━━ DATA TO USE

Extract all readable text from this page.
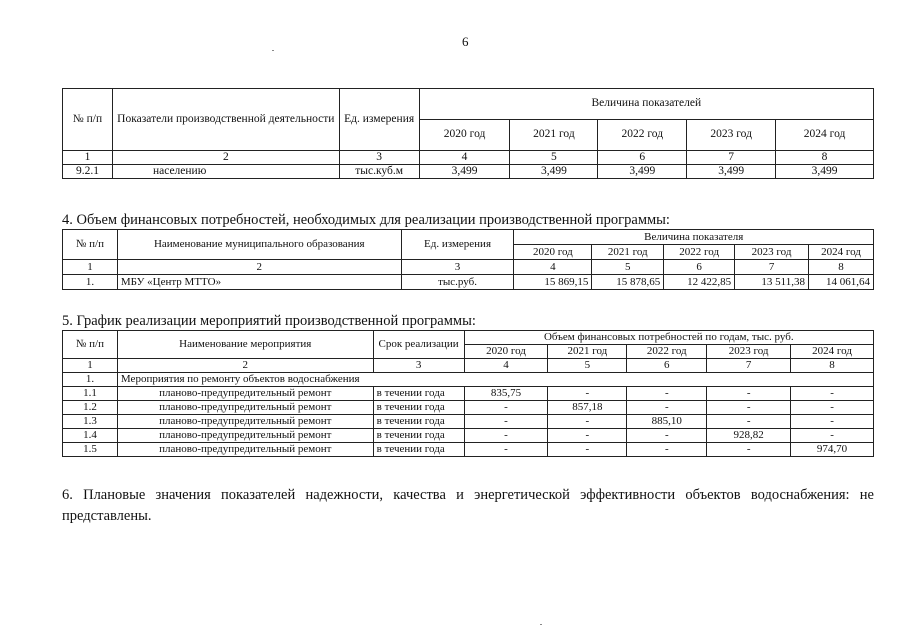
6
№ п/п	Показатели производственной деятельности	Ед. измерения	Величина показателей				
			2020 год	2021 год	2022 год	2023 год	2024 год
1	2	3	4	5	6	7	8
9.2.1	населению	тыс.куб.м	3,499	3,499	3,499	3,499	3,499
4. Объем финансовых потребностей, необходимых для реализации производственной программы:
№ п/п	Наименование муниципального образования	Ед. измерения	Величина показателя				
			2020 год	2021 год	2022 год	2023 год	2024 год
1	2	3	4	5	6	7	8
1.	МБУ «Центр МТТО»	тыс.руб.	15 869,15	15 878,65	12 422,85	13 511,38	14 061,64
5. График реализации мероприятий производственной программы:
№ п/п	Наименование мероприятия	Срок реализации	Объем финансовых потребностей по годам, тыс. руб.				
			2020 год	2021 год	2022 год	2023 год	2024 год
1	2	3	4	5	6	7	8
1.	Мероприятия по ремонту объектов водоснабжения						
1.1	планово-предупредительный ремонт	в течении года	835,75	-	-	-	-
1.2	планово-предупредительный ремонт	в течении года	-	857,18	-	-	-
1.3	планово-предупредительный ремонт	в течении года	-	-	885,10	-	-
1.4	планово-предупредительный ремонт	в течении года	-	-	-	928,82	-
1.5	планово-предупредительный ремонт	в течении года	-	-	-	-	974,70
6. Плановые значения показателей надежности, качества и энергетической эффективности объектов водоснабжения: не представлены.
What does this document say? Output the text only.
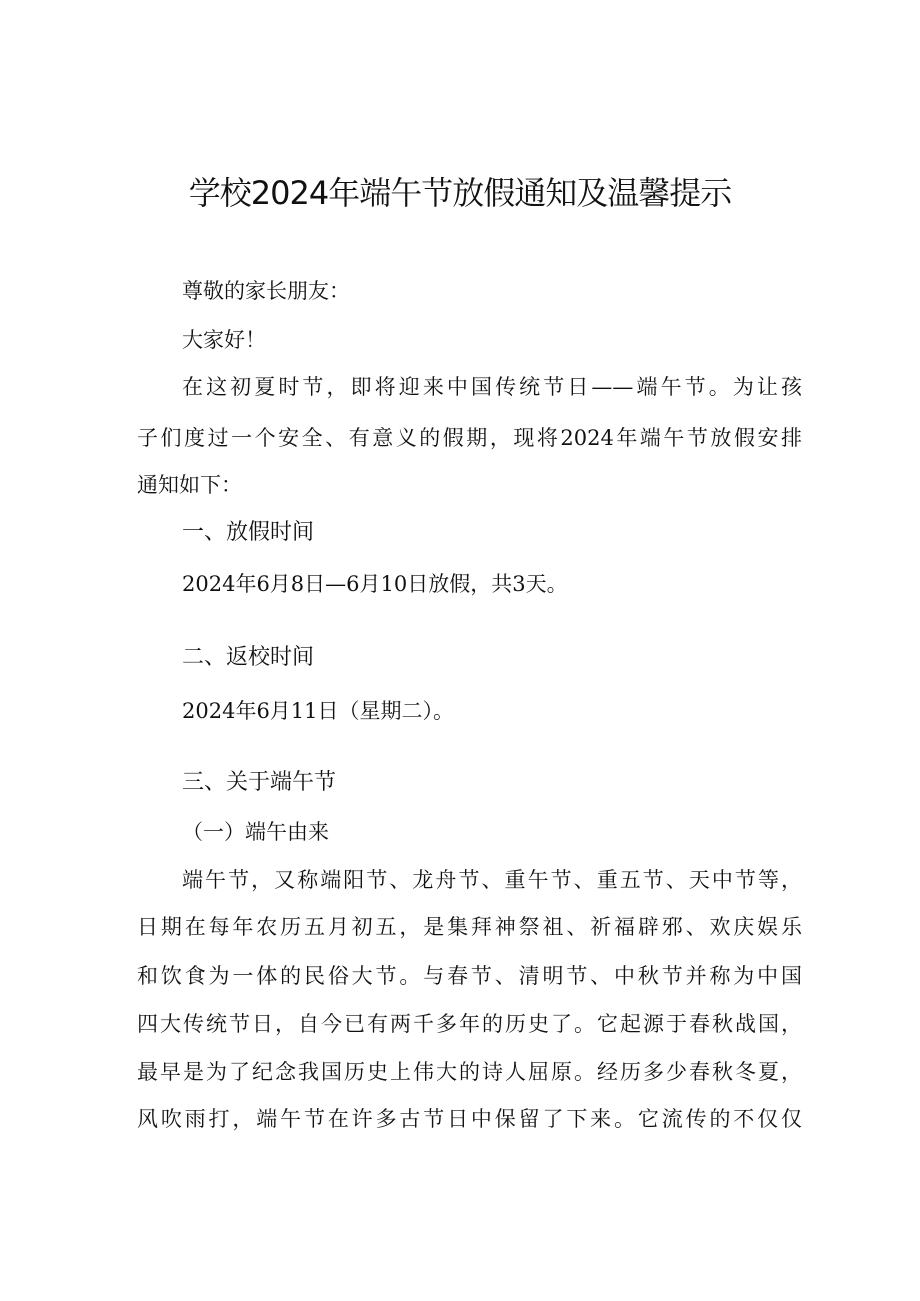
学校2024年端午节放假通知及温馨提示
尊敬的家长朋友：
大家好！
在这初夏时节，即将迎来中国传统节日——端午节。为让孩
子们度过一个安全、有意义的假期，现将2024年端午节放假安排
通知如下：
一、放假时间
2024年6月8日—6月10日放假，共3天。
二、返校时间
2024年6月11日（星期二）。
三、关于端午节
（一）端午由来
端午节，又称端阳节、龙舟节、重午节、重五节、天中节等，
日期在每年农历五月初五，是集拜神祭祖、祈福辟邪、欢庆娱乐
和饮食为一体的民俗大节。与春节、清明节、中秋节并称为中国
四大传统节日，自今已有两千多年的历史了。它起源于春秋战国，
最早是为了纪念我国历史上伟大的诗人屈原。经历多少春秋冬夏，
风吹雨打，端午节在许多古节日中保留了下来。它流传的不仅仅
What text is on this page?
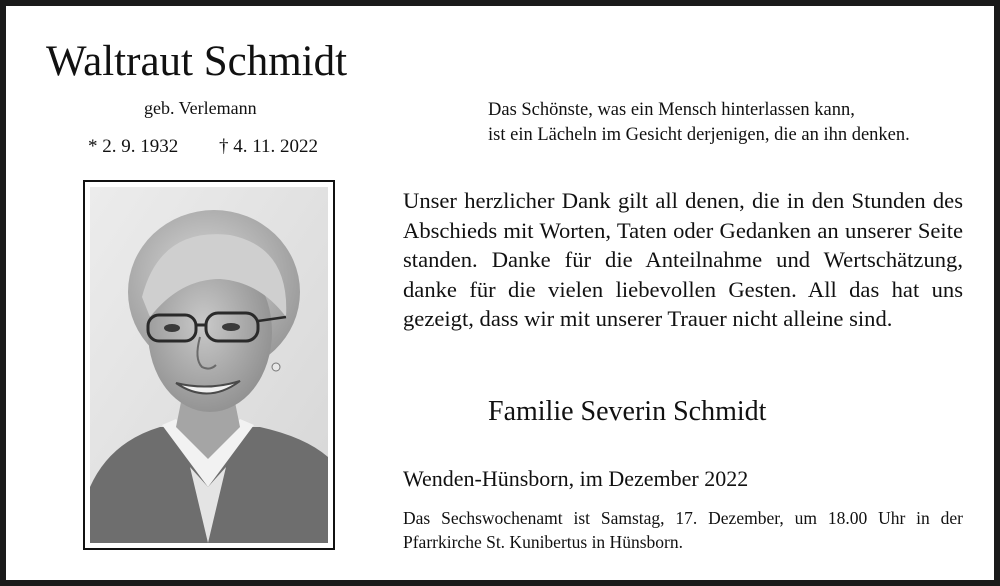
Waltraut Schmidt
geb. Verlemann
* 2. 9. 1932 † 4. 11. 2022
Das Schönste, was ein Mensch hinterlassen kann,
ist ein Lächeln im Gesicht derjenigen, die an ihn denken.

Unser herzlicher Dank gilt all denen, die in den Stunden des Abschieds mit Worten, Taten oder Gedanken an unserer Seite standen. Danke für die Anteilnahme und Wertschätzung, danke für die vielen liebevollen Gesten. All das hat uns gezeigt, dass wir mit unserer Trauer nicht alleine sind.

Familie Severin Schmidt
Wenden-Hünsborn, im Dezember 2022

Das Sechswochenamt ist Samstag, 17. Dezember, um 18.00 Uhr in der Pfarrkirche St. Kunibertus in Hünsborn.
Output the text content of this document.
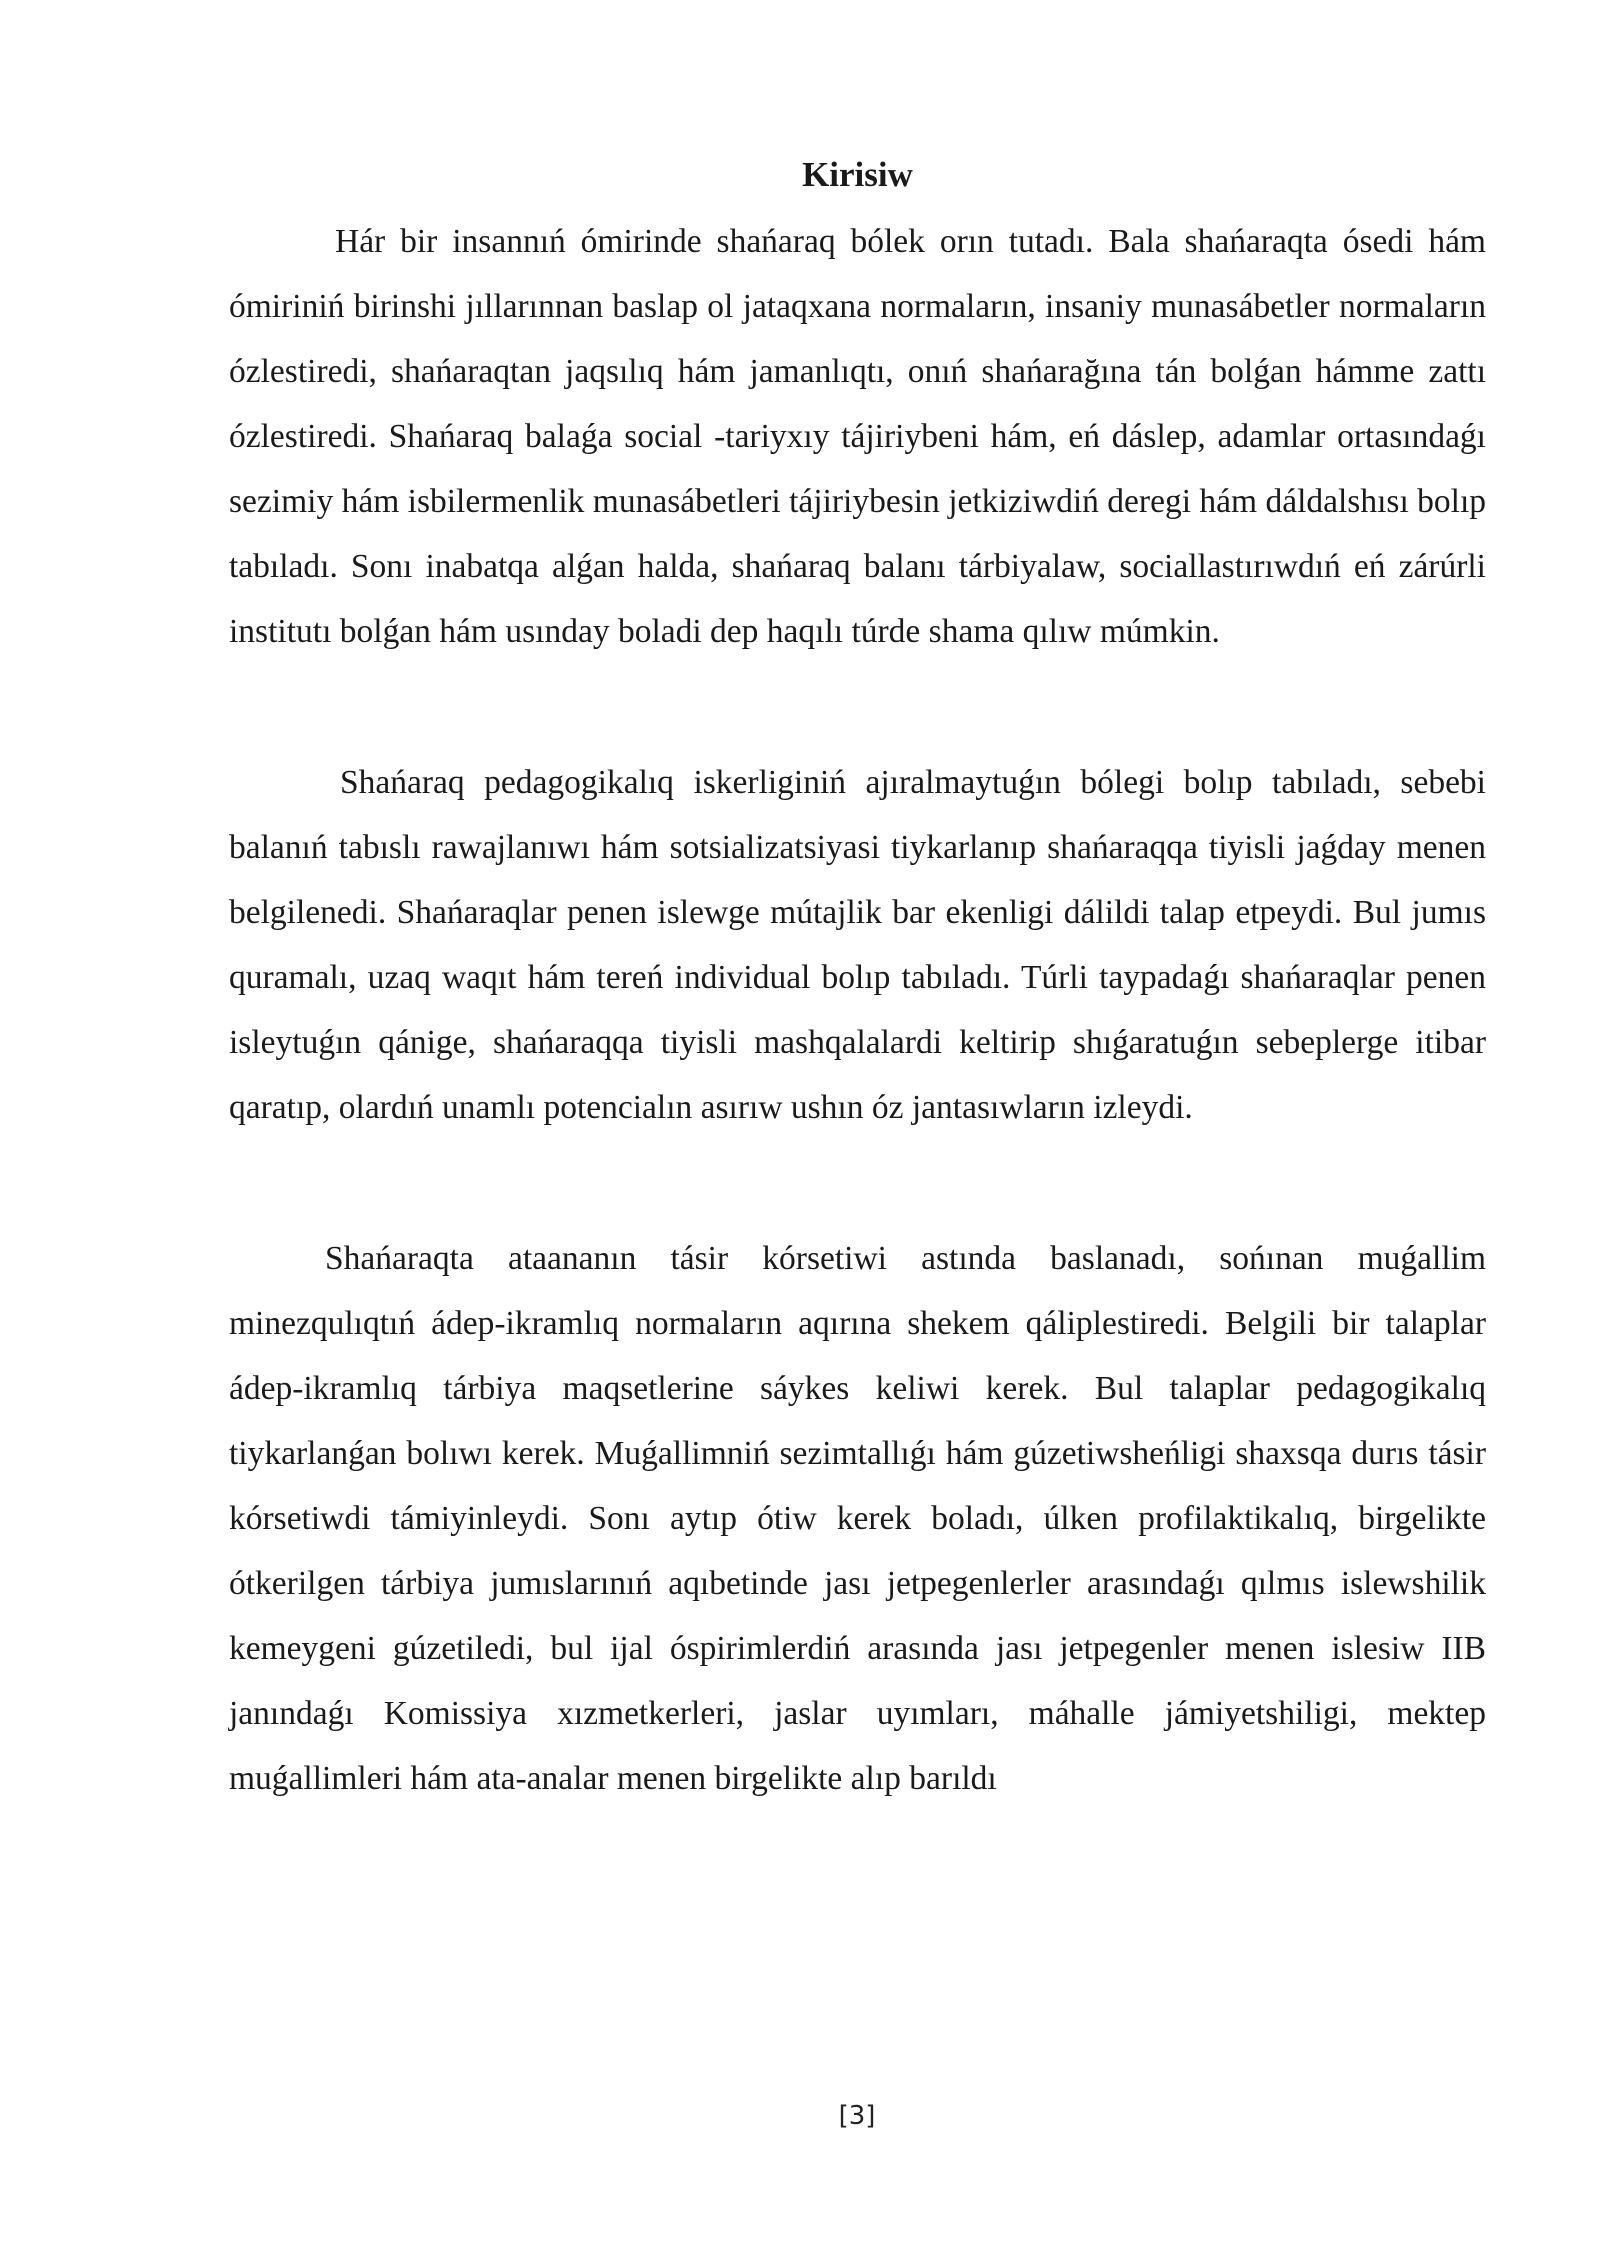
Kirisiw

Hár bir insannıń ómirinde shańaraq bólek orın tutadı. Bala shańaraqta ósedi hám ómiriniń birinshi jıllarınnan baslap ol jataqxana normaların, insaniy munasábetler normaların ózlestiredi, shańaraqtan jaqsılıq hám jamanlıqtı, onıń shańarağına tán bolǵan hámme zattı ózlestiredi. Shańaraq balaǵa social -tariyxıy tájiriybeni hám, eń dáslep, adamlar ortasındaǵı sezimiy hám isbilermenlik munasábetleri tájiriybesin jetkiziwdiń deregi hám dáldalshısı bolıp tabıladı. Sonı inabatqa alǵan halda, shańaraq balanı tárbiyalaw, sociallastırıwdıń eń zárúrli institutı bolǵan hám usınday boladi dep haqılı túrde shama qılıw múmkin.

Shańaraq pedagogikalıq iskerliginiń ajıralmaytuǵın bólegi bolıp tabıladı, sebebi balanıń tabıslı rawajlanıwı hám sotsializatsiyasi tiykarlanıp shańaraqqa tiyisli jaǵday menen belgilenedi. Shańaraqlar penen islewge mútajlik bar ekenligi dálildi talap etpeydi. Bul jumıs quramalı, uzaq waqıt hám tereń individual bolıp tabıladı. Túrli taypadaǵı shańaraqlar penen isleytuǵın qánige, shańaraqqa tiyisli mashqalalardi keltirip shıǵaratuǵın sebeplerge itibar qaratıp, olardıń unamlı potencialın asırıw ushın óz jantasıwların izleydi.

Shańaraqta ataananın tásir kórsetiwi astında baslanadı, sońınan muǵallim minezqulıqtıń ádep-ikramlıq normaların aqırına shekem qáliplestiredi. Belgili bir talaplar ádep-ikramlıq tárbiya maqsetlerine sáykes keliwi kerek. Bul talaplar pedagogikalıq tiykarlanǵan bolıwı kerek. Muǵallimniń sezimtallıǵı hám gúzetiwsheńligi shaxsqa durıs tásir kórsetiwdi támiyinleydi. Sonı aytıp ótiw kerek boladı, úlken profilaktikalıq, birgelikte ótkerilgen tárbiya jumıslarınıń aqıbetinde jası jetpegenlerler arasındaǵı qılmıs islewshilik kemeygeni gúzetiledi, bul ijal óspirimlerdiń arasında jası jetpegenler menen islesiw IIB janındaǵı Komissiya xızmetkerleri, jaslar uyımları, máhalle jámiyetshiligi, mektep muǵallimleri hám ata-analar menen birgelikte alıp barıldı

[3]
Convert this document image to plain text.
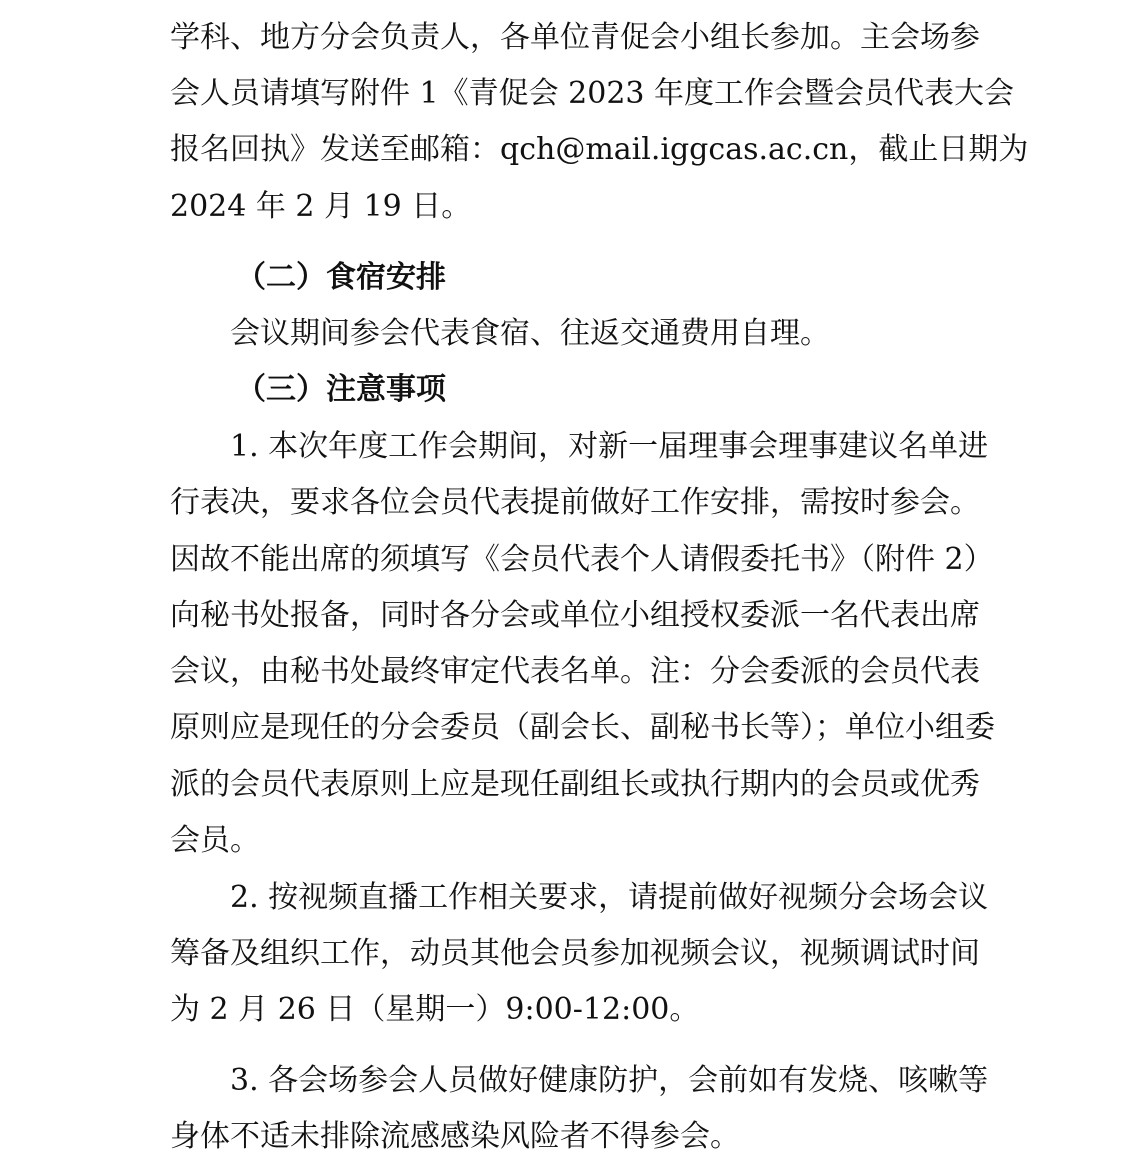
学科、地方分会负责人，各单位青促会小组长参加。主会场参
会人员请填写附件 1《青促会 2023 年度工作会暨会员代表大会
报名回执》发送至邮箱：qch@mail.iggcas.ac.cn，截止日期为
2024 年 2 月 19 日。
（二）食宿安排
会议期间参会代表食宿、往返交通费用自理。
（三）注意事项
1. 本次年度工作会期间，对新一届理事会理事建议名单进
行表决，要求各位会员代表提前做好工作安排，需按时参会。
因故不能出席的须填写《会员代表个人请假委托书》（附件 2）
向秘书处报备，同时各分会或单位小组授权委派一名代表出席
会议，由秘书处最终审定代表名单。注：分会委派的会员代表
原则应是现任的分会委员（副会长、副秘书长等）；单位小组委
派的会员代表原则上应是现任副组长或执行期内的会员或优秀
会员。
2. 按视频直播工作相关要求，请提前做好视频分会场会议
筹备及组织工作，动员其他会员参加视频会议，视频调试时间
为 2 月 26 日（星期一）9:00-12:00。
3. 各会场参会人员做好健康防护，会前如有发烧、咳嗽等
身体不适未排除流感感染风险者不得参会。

━━━━

Go through the preceding material and copy each line that has the word "text".

● ANSWER FOR THIS EXERCISE:
Extract all readable text from this page.
What does this document say? Output the text only.
What text is on this page?
Output the text content of this document.
Convert this document image to plain text.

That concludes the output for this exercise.